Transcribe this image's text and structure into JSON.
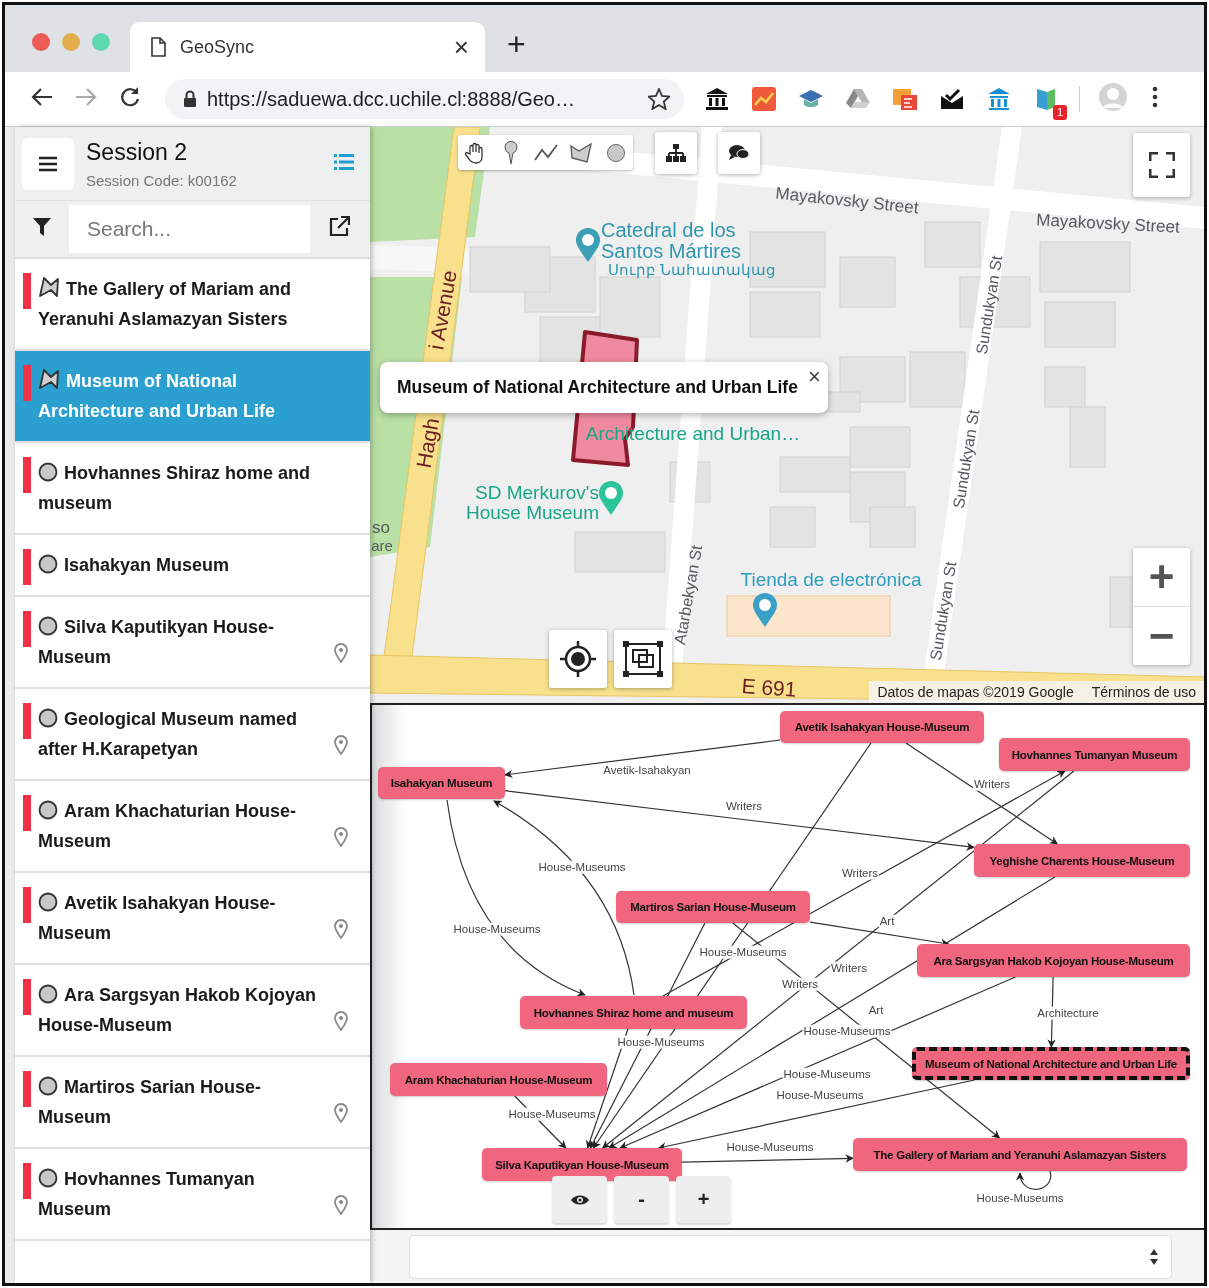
{
  "browser": {
    "tab": {
      "title": "GeoSync",
      "close": "×"
    },
    "new_tab": "+",
    "url": "https://saduewa.dcc.uchile.cl:8888/Geo…",
    "forward_disabled": true,
    "extension_badge": "1"
  },
  "session": {
    "title": "Session 2",
    "code": "Session Code: k00162"
  },
  "search": {
    "placeholder": "Search..."
  },
  "places": [
    {
      "name": "The Gallery of Mariam and Yeranuhi Aslamazyan Sisters",
      "kind": "area",
      "selected": false,
      "located": false
    },
    {
      "name": "Museum of National Architecture and Urban Life",
      "kind": "area",
      "selected": true,
      "located": false
    },
    {
      "name": "Hovhannes Shiraz home and museum",
      "kind": "point",
      "selected": false,
      "located": false
    },
    {
      "name": "Isahakyan Museum",
      "kind": "point",
      "selected": false,
      "located": false
    },
    {
      "name": "Silva Kaputikyan House-Museum",
      "kind": "point",
      "selected": false,
      "located": true
    },
    {
      "name": "Geological Museum named after H.Karapetyan",
      "kind": "point",
      "selected": false,
      "located": true
    },
    {
      "name": "Aram Khachaturian House-Museum",
      "kind": "point",
      "selected": false,
      "located": true
    },
    {
      "name": "Avetik Isahakyan House-Museum",
      "kind": "point",
      "selected": false,
      "located": true
    },
    {
      "name": "Ara Sargsyan Hakob Kojoyan House-Museum",
      "kind": "point",
      "selected": false,
      "located": true
    },
    {
      "name": "Martiros Sarian House-Museum",
      "kind": "point",
      "selected": false,
      "located": true
    },
    {
      "name": "Hovhannes Tumanyan Museum",
      "kind": "point",
      "selected": false,
      "located": true
    }
  ],
  "map": {
    "popup": {
      "title": "Museum of National Architecture and Urban Life",
      "close": "×"
    },
    "labels": [
      {
        "text": "Mayakovsky Street",
        "kind": "street"
      },
      {
        "text": "Mayakovsky Street",
        "kind": "street"
      },
      {
        "text": "Catedral de los Santos Mártires",
        "kind": "landmark"
      },
      {
        "text": "Սուրբ Նահատակաց",
        "kind": "landmark"
      },
      {
        "text": "i Avenue",
        "kind": "road"
      },
      {
        "text": "Hagh",
        "kind": "road"
      },
      {
        "text": "Architecture and Urban…",
        "kind": "museum"
      },
      {
        "text": "SD Merkurov's House Museum",
        "kind": "museum"
      },
      {
        "text": "Atarbekyan St",
        "kind": "street"
      },
      {
        "text": "Sundukyan St",
        "kind": "street"
      },
      {
        "text": "Sundukyan St",
        "kind": "street"
      },
      {
        "text": "Sundukyan St",
        "kind": "street"
      },
      {
        "text": "Tienda de electrónica",
        "kind": "shop"
      },
      {
        "text": "E 691",
        "kind": "road"
      },
      {
        "text": "so",
        "kind": "street"
      },
      {
        "text": "are",
        "kind": "street"
      }
    ],
    "zoom": [
      "+",
      "−"
    ],
    "attribution": [
      "Datos de mapas ©2019 Google",
      "Términos de uso"
    ]
  },
  "graph": {
    "nodes": [
      {
        "label": "Avetik Isahakyan House-Museum",
        "selected": false
      },
      {
        "label": "Hovhannes Tumanyan Museum",
        "selected": false
      },
      {
        "label": "Isahakyan Museum",
        "selected": false
      },
      {
        "label": "Yeghishe Charents House-Museum",
        "selected": false
      },
      {
        "label": "Martiros Sarian House-Museum",
        "selected": false
      },
      {
        "label": "Ara Sargsyan Hakob Kojoyan House-Museum",
        "selected": false
      },
      {
        "label": "Hovhannes Shiraz home and museum",
        "selected": false
      },
      {
        "label": "Museum of National Architecture and Urban Life",
        "selected": true
      },
      {
        "label": "Aram Khachaturian House-Museum",
        "selected": false
      },
      {
        "label": "Silva Kaputikyan House-Museum",
        "selected": false
      },
      {
        "label": "The Gallery of Mariam and Yeranuhi Aslamazyan Sisters",
        "selected": false
      }
    ],
    "edges": [
      {
        "label": "Avetik-Isahakyan"
      },
      {
        "label": "Writers"
      },
      {
        "label": "Writers"
      },
      {
        "label": "Writers"
      },
      {
        "label": "Art"
      },
      {
        "label": "House-Museums"
      },
      {
        "label": "House-Museums"
      },
      {
        "label": "House-Museums"
      },
      {
        "label": "Writers"
      },
      {
        "label": "Writers"
      },
      {
        "label": "Art"
      },
      {
        "label": "House-Museums"
      },
      {
        "label": "House-Museums"
      },
      {
        "label": "House-Museums"
      },
      {
        "label": "House-Museums"
      },
      {
        "label": "House-Museums"
      },
      {
        "label": "House-Museums"
      },
      {
        "label": "Architecture"
      },
      {
        "label": "House-Museums"
      }
    ],
    "controls": [
      "-",
      "+"
    ]
  }
}
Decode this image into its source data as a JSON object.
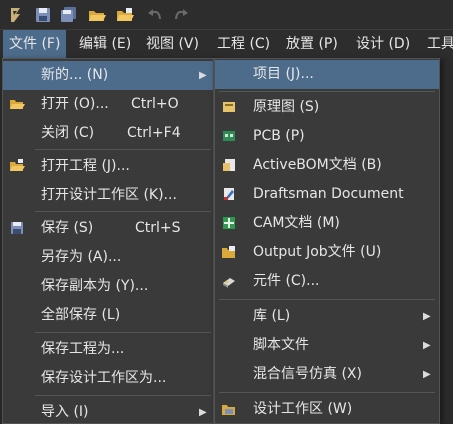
{
  "toolbar": {
    "icons": [
      "app-logo-icon",
      "save-icon",
      "save-all-icon",
      "open-folder-icon",
      "open-project-icon",
      "undo-icon",
      "redo-icon"
    ]
  },
  "menubar": {
    "file": "文件 (F)",
    "edit": "编辑 (E)",
    "view": "视图 (V)",
    "project": "工程 (C)",
    "place": "放置 (P)",
    "design": "设计 (D)",
    "tools": "工具"
  },
  "file_menu": {
    "new": "新的... (N)",
    "open": "打开 (O)...",
    "open_shortcut": "Ctrl+O",
    "close": "关闭 (C)",
    "close_shortcut": "Ctrl+F4",
    "open_project": "打开工程 (J)...",
    "open_workspace": "打开设计工作区 (K)...",
    "save": "保存 (S)",
    "save_shortcut": "Ctrl+S",
    "save_as": "另存为 (A)...",
    "save_copy_as": "保存副本为 (Y)...",
    "save_all": "全部保存 (L)",
    "save_project_as": "保存工程为...",
    "save_workspace_as": "保存设计工作区为...",
    "import": "导入 (I)"
  },
  "new_submenu": {
    "project": "项目 (J)...",
    "schematic": "原理图 (S)",
    "pcb": "PCB (P)",
    "activebom": "ActiveBOM文档 (B)",
    "draftsman": "Draftsman Document",
    "cam": "CAM文档 (M)",
    "output_job": "Output Job文件 (U)",
    "component": "元件 (C)...",
    "library": "库 (L)",
    "script": "脚本文件",
    "mixed_sim": "混合信号仿真 (X)",
    "workspace": "设计工作区 (W)"
  },
  "colors": {
    "highlight": "#4d6c8c",
    "menu_bg": "#3a3a3a",
    "bar_bg": "#2d2d2d"
  }
}
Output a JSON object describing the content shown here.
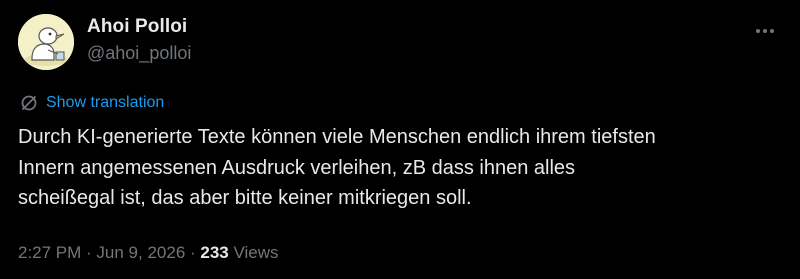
{
  "author": {
    "display_name": "Ahoi Polloi",
    "handle": "@ahoi_polloi",
    "avatar_icon": "cartoon-avatar-icon"
  },
  "more_icon": "more-horizontal-icon",
  "translation": {
    "icon": "translate-icon",
    "label": "Show translation"
  },
  "tweet": {
    "lines": [
      "Durch KI-generierte Texte können viele Menschen endlich ihrem tiefsten",
      "Innern angemessenen Ausdruck verleihen, zB dass ihnen alles",
      "scheißegal ist, das aber bitte keiner mitkriegen soll."
    ]
  },
  "meta": {
    "time": "2:27 PM",
    "separator1": " · ",
    "date": "Jun 9, 2026",
    "separator2": " · ",
    "views_count": "233",
    "views_label": " Views"
  },
  "colors": {
    "background": "#000000",
    "text": "#e7e9ea",
    "secondary": "#71767b",
    "link": "#1d9bf0"
  }
}
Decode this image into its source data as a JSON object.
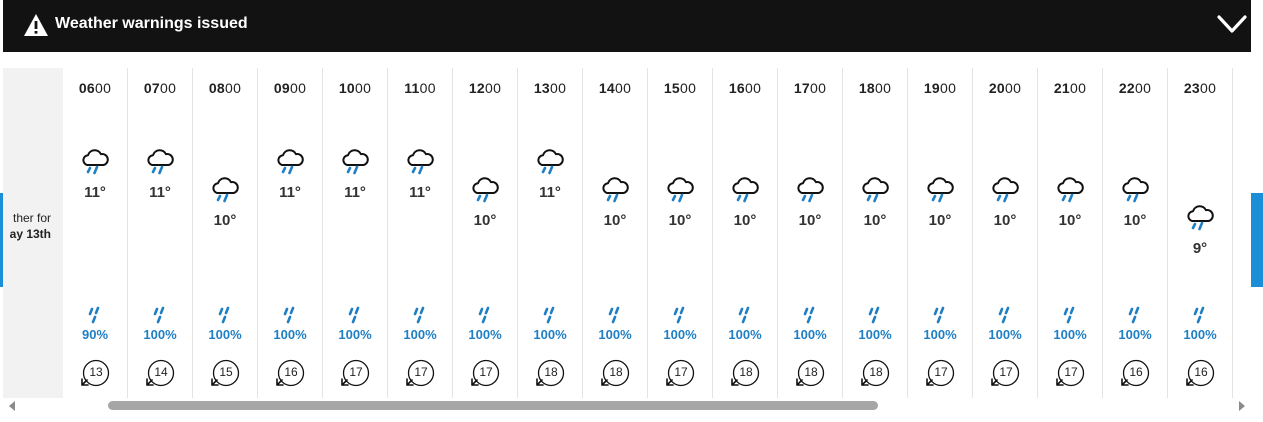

════

**Work to complete**
Which lines hold the word "Urban"? Copy each of them from the records.

**The output**
      "name": "Museum of National Architecture and Urban Life",
      "title": "Museum of National Architecture and Urban Life",
        "text": "Architecture and Urban…",
        "label": "Museum of National Architecture and Urban Life",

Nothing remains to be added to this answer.